# THE REQUEST
Report only the number of lines in the records that contain the word "房屋所有权证".

# DATA LINES
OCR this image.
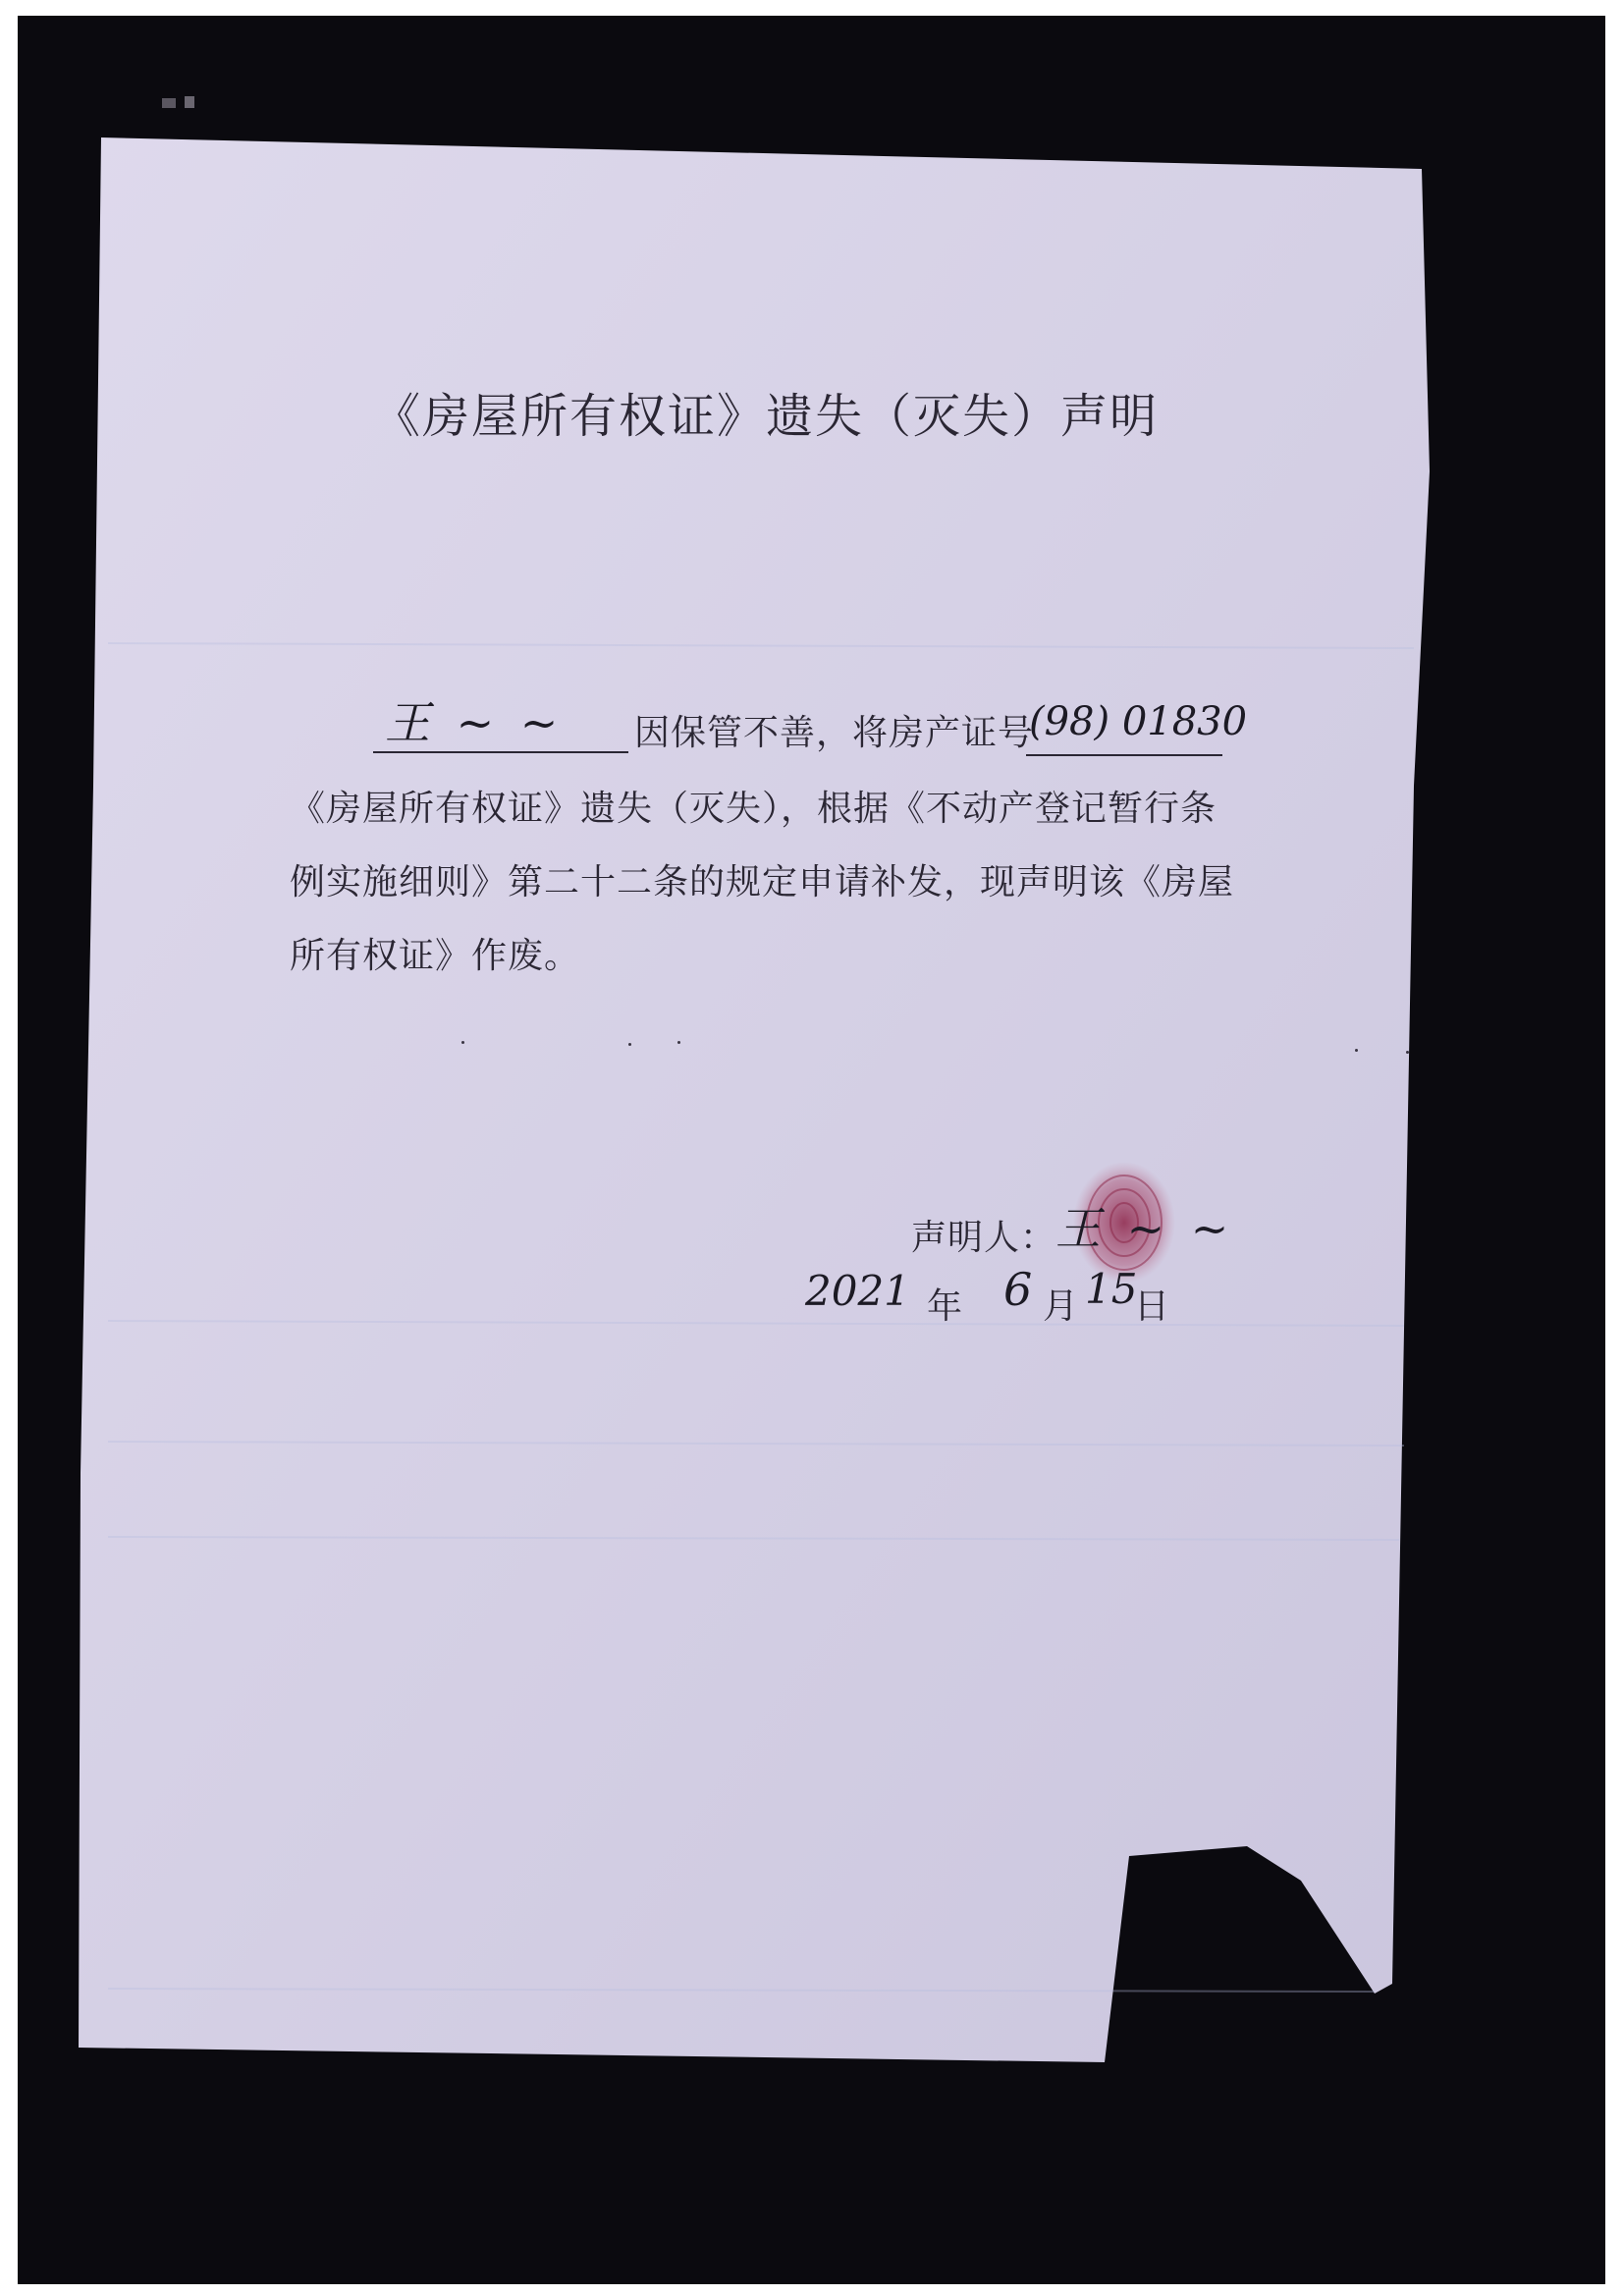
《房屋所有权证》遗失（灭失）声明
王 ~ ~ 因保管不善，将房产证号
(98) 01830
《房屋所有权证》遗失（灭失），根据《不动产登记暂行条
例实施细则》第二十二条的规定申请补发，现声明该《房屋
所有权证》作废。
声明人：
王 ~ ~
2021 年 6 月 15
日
==
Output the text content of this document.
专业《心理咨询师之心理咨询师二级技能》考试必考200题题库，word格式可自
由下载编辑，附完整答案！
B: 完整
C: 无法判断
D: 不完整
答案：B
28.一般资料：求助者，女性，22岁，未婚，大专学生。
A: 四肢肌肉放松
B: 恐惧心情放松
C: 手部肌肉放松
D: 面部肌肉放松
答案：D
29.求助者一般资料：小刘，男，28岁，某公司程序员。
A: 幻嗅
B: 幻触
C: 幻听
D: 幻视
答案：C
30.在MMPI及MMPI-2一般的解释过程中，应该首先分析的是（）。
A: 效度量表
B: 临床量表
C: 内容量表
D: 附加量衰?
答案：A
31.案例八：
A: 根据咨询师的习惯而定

# RESPONSE TO THIS EXERCISE
2